▶ Instructions to follow:
Find and copy each line of the records where the string "affichage" shows up.

▶ Material provided:

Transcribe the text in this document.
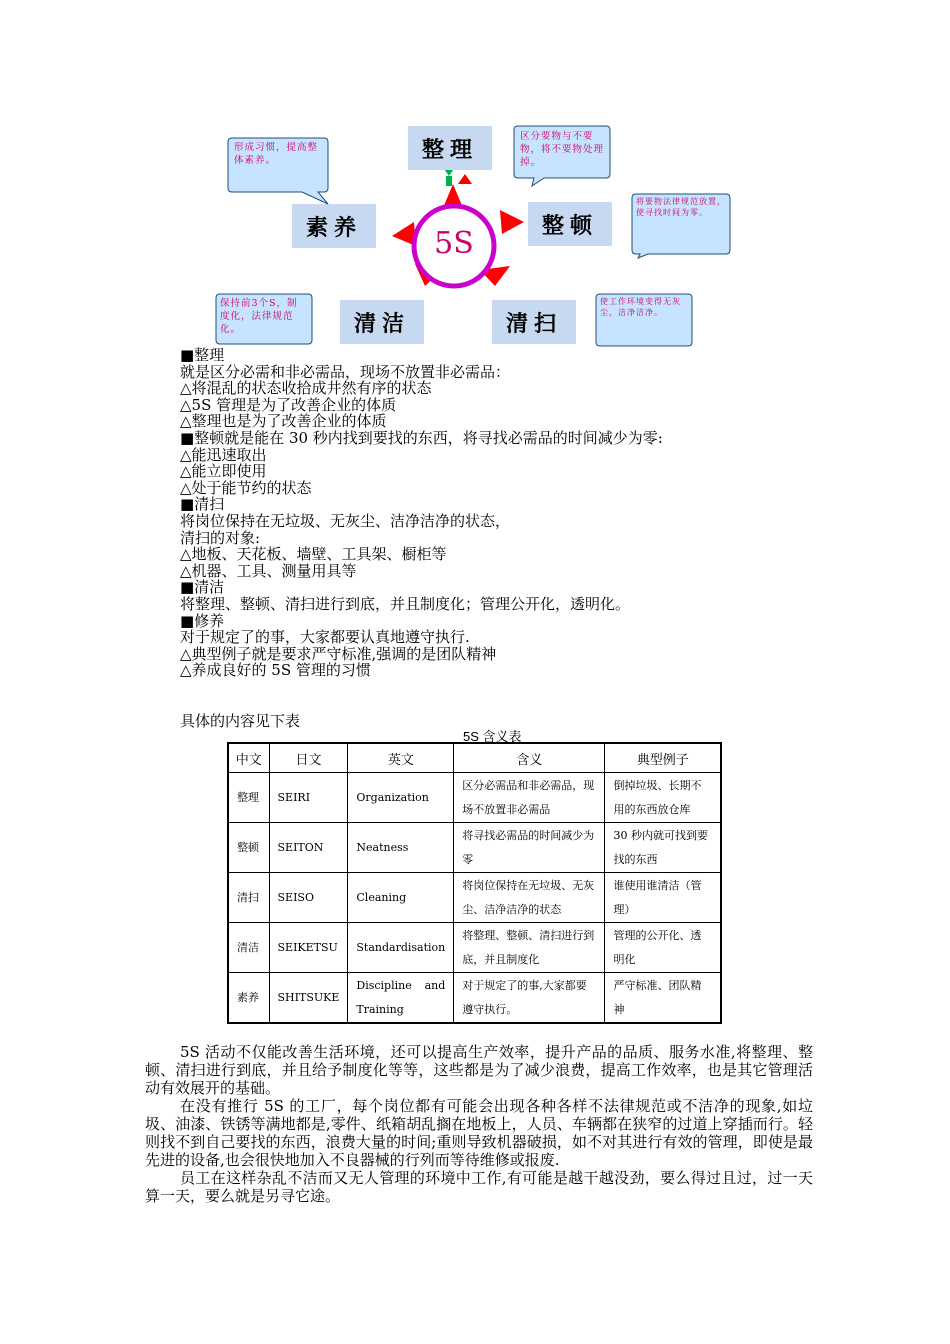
5S
整理
整顿
清扫
清洁
素养
区分要物与不要物，将不要物处理掉。
将要物法律规范放置，使寻找时间为零。
使工作环境变得无灰尘，洁净洁净。
保持前3个S，制度化，法律规范化。
形成习惯，提高整体素养。
■整理
就是区分必需和非必需品，现场不放置非必需品：
△将混乱的状态收拾成井然有序的状态
△5S 管理是为了改善企业的体质
△整理也是为了改善企业的体质
■整顿就是能在 30 秒内找到要找的东西，将寻找必需品的时间减少为零:
△能迅速取出
△能立即使用
△处于能节约的状态
■清扫
将岗位保持在无垃圾、无灰尘、洁净洁净的状态，
清扫的对象:
△地板、天花板、墙壁、工具架、橱柜等
△机器、工具、测量用具等
■清洁
将整理、整顿、清扫进行到底，并且制度化；管理公开化，透明化。
■修养
对于规定了的事，大家都要认真地遵守执行.
△典型例子就是要求严守标准,强调的是团队精神
△养成良好的 5S 管理的习惯
具体的内容见下表
5S 含义表
中文	日文	英文	含义	典型例子
整理	SEIRI	Organization	区分必需品和非必需品，现场不放置非必需品	倒掉垃圾、长期不用的东西放仓库
整顿	SEITON	Neatness	将寻找必需品的时间减少为零	30 秒内就可找到要找的东西
清扫	SEISO	Cleaning	将岗位保持在无垃圾、无灰尘、洁净洁净的状态	谁使用谁清洁（管理）
清洁	SEIKETSU	Standardisation	将整理、整顿、清扫进行到底，并且制度化	管理的公开化、透明化
素养	SHITSUKE	Discipline and Training	对于规定了的事,大家都要遵守执行。	严守标准、团队精神
5S 活动不仅能改善生活环境，还可以提高生产效率，提升产品的品质、服务水准,将整理、整顿、清扫进行到底，并且给予制度化等等，这些都是为了减少浪费，提高工作效率，也是其它管理活动有效展开的基础。
在没有推行 5S 的工厂，每个岗位都有可能会出现各种各样不法律规范或不洁净的现象,如垃圾、油漆、铁锈等满地都是,零件、纸箱胡乱搁在地板上，人员、车辆都在狭窄的过道上穿插而行。轻则找不到自己要找的东西，浪费大量的时间;重则导致机器破损，如不对其进行有效的管理，即使是最先进的设备,也会很快地加入不良器械的行列而等待维修或报废.
员工在这样杂乱不洁而又无人管理的环境中工作,有可能是越干越没劲，要么得过且过，过一天算一天，要么就是另寻它途。
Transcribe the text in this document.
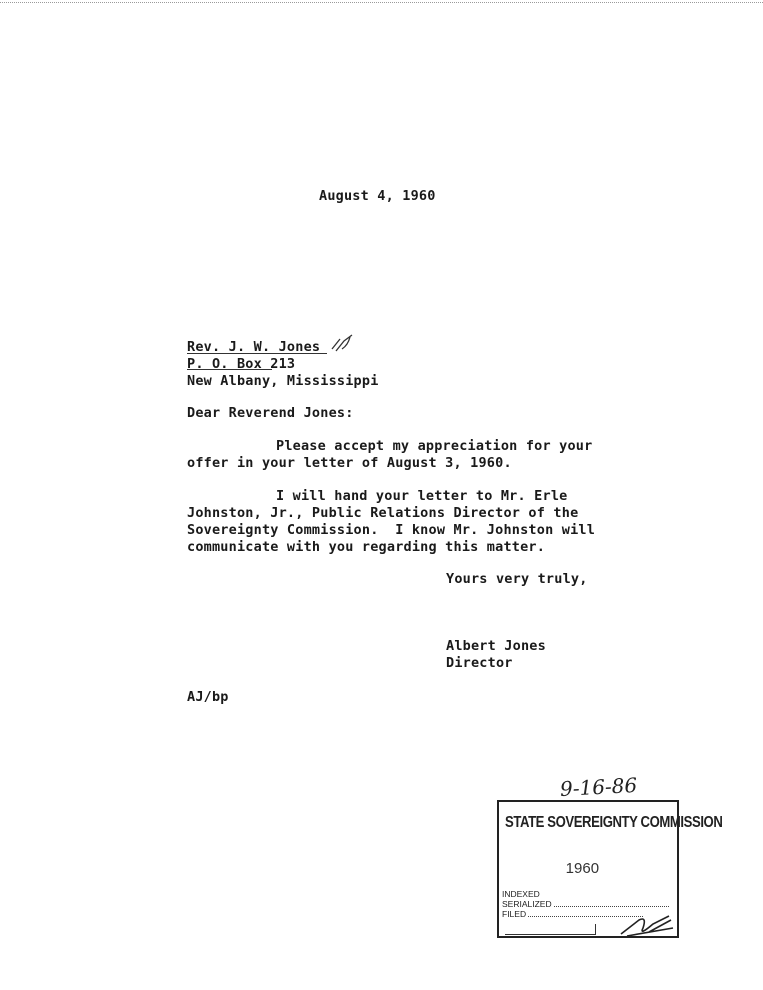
August 4, 1960
Rev. J. W. Jones
P. O. Box 213
New Albany, Mississippi
Dear Reverend Jones:
Please accept my appreciation for your
offer in your letter of August 3, 1960.
I will hand your letter to Mr. Erle
Johnston, Jr., Public Relations Director of the
Sovereignty Commission.  I know Mr. Johnston will
communicate with you regarding this matter.
Yours very truly,
Albert Jones
Director
AJ/bp
9-16-86
STATE SOVEREIGNTY COMMISSION
1960
INDEXED
SERIALIZED
FILED
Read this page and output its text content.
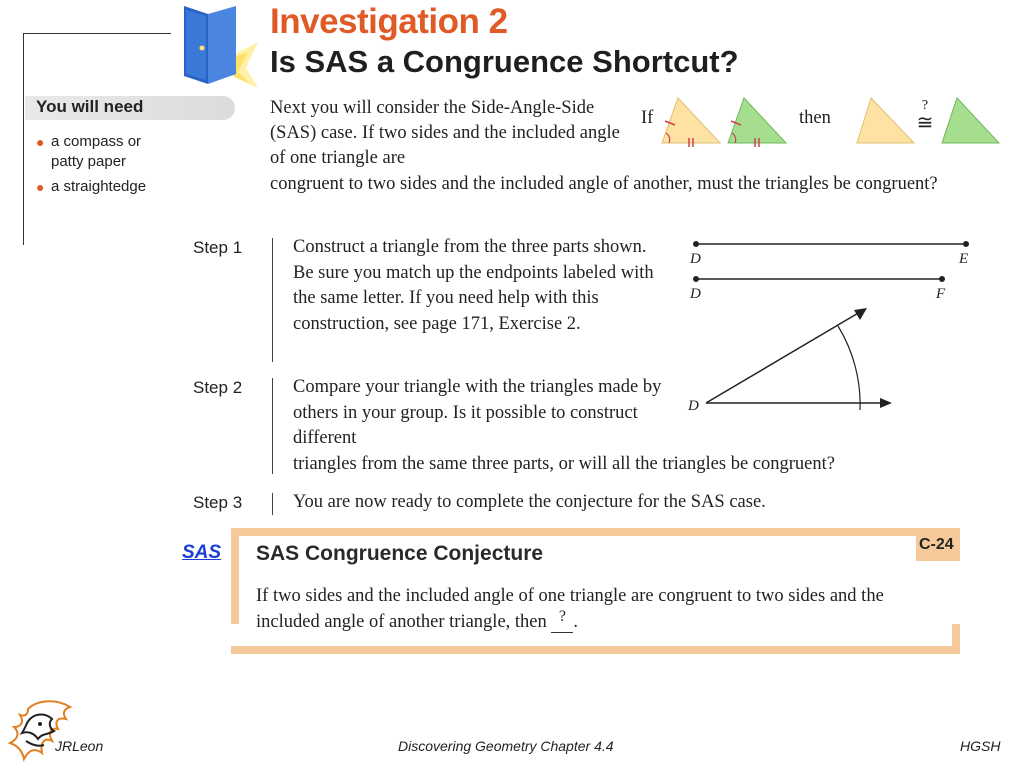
Investigation 2
Is SAS a Congruence Shortcut?
You will need
● a compass or patty paper
● a straightedge
Next you will consider the Side-Angle-Side (SAS) case. If two sides and the included angle of one triangle are
congruent to two sides and the included angle of another, must the triangles be congruent?
If	then
?
≅
Step 1	Construct a triangle from the three parts shown. Be sure you match up the endpoints labeled with the same letter. If you need help with this construction, see page 171, Exercise 2.
Step 2	Compare your triangle with the triangles made by others in your group. Is it possible to construct different
triangles from the same three parts, or will all the triangles be congruent?
Step 3	You are now ready to complete the conjecture for the SAS case.
D	E
D	F
D
C-24
SAS Congruence Conjecture
If two sides and the included angle of one triangle are congruent to two sides and the included angle of another triangle, then ? .
SAS
JRLeon	Discovering Geometry Chapter 4.4	HGSH
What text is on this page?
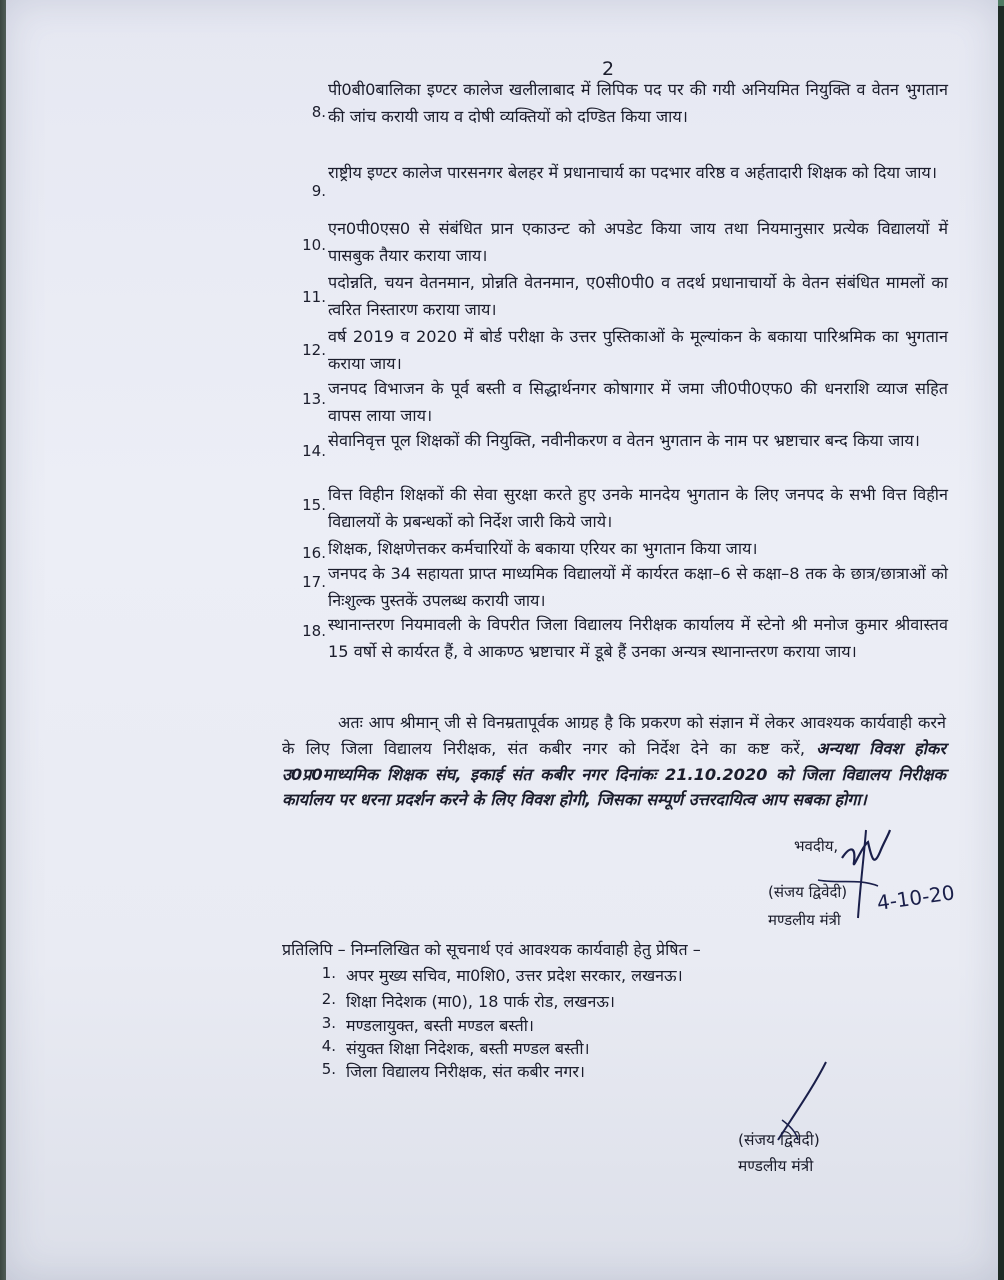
2
8.
पी0बी0बालिका इण्टर कालेज खलीलाबाद में लिपिक पद पर की गयी अनियमित नियुक्ति व वेतन भुगतान की जांच करायी जाय व दोषी व्यक्तियों को दण्डित किया जाय।
9.
राष्ट्रीय इण्टर कालेज पारसनगर बेलहर में प्रधानाचार्य का पदभार वरिष्ठ व अर्हतादारी शिक्षक को दिया जाय।
10.
एन0पी0एस0 से संबंधित प्रान एकाउन्ट को अपडेट किया जाय तथा नियमानुसार प्रत्येक विद्यालयों में पासबुक तैयार कराया जाय।
11.
पदोन्नति, चयन वेतनमान, प्रोन्नति वेतनमान, ए0सी0पी0 व तदर्थ प्रधानाचार्यो के वेतन संबंधित मामलों का त्वरित निस्तारण कराया जाय।
12.
वर्ष 2019 व 2020 में बोर्ड परीक्षा के उत्तर पुस्तिकाओं के मूल्यांकन के बकाया पारिश्रमिक का भुगतान कराया जाय।
13.
जनपद विभाजन के पूर्व बस्ती व सिद्धार्थनगर कोषागार में जमा जी0पी0एफ0 की धनराशि व्याज सहित वापस लाया जाय।
14.
सेवानिवृत्त पूल शिक्षकों की नियुक्ति, नवीनीकरण व वेतन भुगतान के नाम पर भ्रष्टाचार बन्द किया जाय।
15.
वित्त विहीन शिक्षकों की सेवा सुरक्षा करते हुए उनके मानदेय भुगतान के लिए जनपद के सभी वित्त विहीन विद्यालयों के प्रबन्धकों को निर्देश जारी किये जाये।
16. शिक्षक, शिक्षणेत्तकर कर्मचारियों के बकाया एरियर का भुगतान किया जाय।
17. जनपद के 34 सहायता प्राप्त माध्यमिक विद्यालयों में कार्यरत कक्षा–6 से कक्षा–8 तक के छात्र/छात्राओं को निःशुल्क पुस्तकें उपलब्ध करायी जाय।
18. स्थानान्तरण नियमावली के विपरीत जिला विद्यालय निरीक्षक कार्यालय में स्टेनो श्री मनोज कुमार श्रीवास्तव 15 वर्षो से कार्यरत हैं, वे आकण्ठ भ्रष्टाचार में डूबे हैं उनका अन्यत्र स्थानान्तरण कराया जाय।
अतः आप श्रीमान् जी से विनम्रतापूर्वक आग्रह है कि प्रकरण को संज्ञान में लेकर आवश्यक कार्यवाही करने के लिए जिला विद्यालय निरीक्षक, संत कबीर नगर को निर्देश देने का कष्ट करें, अन्यथा विवश होकर उ0प्र0माध्यमिक शिक्षक संघ, इकाई संत कबीर नगर दिनांकः 21.10.2020 को जिला विद्यालय निरीक्षक कार्यालय पर धरना प्रदर्शन करने के लिए विवश होगी, जिसका सम्पूर्ण उत्तरदायित्व आप सबका होगा।
भवदीय,
(संजय द्विवेदी)
मण्डलीय मंत्री
प्रतिलिपि – निम्नलिखित को सूचनार्थ एवं आवश्यक कार्यवाही हेतु प्रेषित –
1. अपर मुख्य सचिव, मा0शि0, उत्तर प्रदेश सरकार, लखनऊ।
2. शिक्षा निदेशक (मा0), 18 पार्क रोड, लखनऊ।
3. मण्डलायुक्त, बस्ती मण्डल बस्ती।
4. संयुक्त शिक्षा निदेशक, बस्ती मण्डल बस्ती।
5. जिला विद्यालय निरीक्षक, संत कबीर नगर।
(संजय द्विवेदी)
मण्डलीय मंत्री
4-10-20
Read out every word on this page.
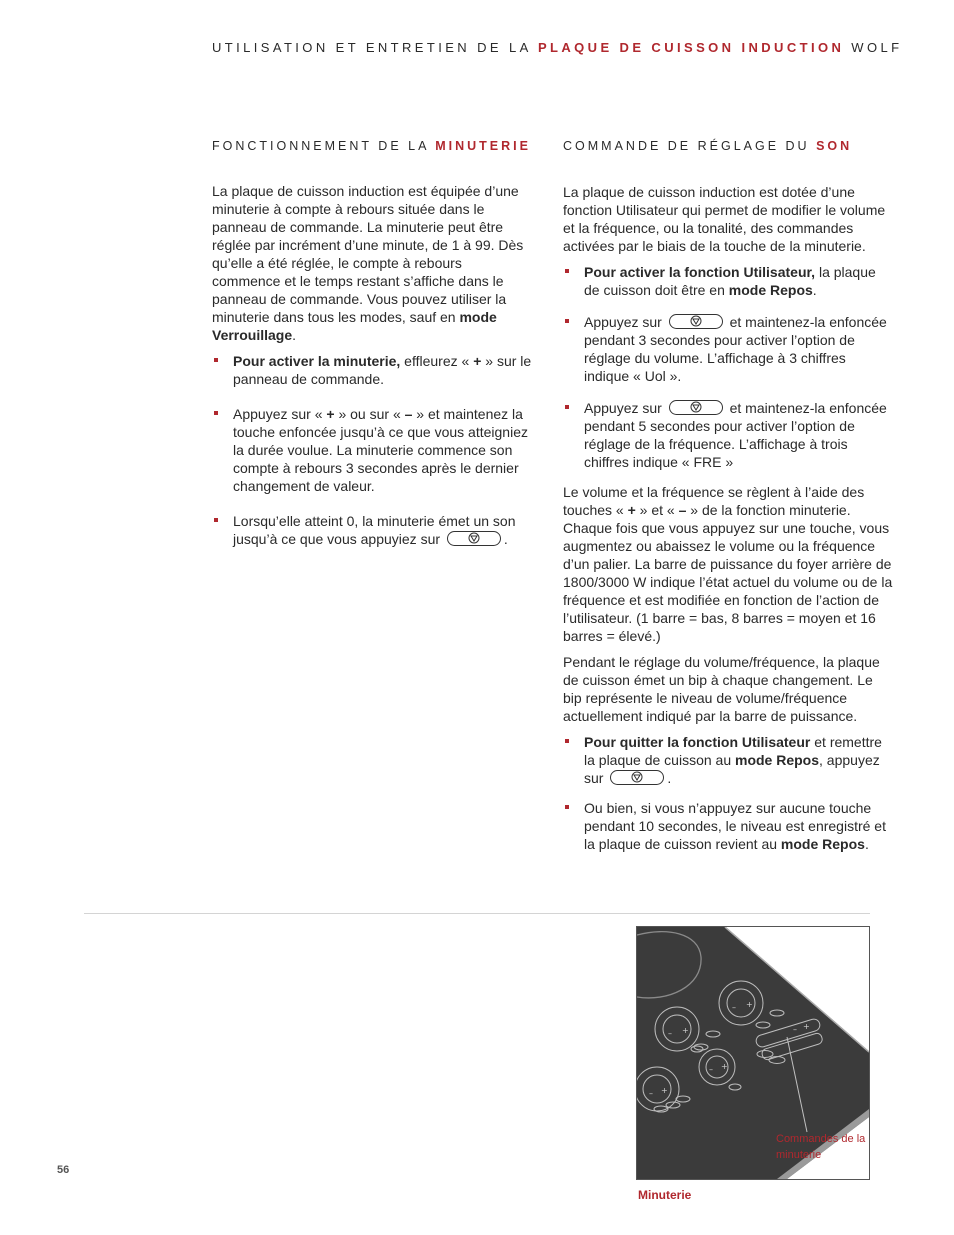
UTILISATION ET ENTRETIEN DE LA PLAQUE DE CUISSON INDUCTION WOLF
FONCTIONNEMENT DE LA MINUTERIE	COMMANDE DE RÉGLAGE DU SON

La plaque de cuisson induction est équipée d’une minuterie à compte à rebours située dans le panneau de commande. La minuterie peut être réglée par incrément d’une minute, de 1 à 99. Dès qu’elle a été réglée, le compte à rebours commence et le temps restant s’affiche dans le panneau de commande. Vous pouvez utiliser la minuterie dans tous les modes, sauf en mode Verrouillage.

Pour activer la minuterie, effleurez « + » sur le panneau de commande.
Appuyez sur « + » ou sur « – » et maintenez la touche enfoncée jusqu’à ce que vous atteigniez la durée voulue. La minuterie commence son compte à rebours 3 secondes après le dernier changement de valeur.
Lorsqu’elle atteint 0, la minuterie émet un son jusqu’à ce que vous appuyiez sur	.

La plaque de cuisson induction est dotée d’une fonction Utilisateur qui permet de modifier le volume et la fréquence, ou la tonalité, des commandes activées par le biais de la touche de la minuterie.

Pour activer la fonction Utilisateur, la plaque de cuisson doit être en mode Repos.
Appuyez sur	et maintenez-la enfoncée pendant 3 secondes pour activer l’option de réglage du volume. L’affichage à 3 chiffres indique « Uol ».
Appuyez sur	et maintenez-la enfoncée pendant 5 secondes pour activer l’option de réglage de la fréquence. L’affichage à trois chiffres indique « FRE »

Le volume et la fréquence se règlent à l’aide des touches « + » et « – » de la fonction minuterie. Chaque fois que vous appuyez sur une touche, vous augmentez ou abaissez le volume ou la fréquence d’un palier. La barre de puissance du foyer arrière de 1800/3000 W indique l’état actuel du volume ou de la fréquence et est modifiée en fonction de l’action de l’utilisateur. (1 barre = bas, 8 barres = moyen et 16 barres = élevé.)

Pendant le réglage du volume/fréquence, la plaque de cuisson émet un bip à chaque changement. Le bip représente le niveau de volume/fréquence actuellement indiqué par la barre de puissance.

Pour quitter la fonction Utilisateur et remettre la plaque de cuisson au mode Repos, appuyez sur	.
Ou bien, si vous n’appuyez sur aucune touche pendant 10 secondes, le niveau est enregistré et la plaque de cuisson revient au mode Repos.
+
–
+
–
+
–
+
–
+
–
Commandes de la minuterie
Minuterie
56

▶ Answer in full:
Appuyez sur	et maintenez-la enfoncée pendant 3 secondes pour activer l’option de réglage du volume. L’affichage à 3 chiffres indique « Uol ».
Appuyez sur	et maintenez-la enfoncée pendant 5 secondes pour activer l’option de réglage de la fréquence. L’affichage à trois chiffres indique « FRE »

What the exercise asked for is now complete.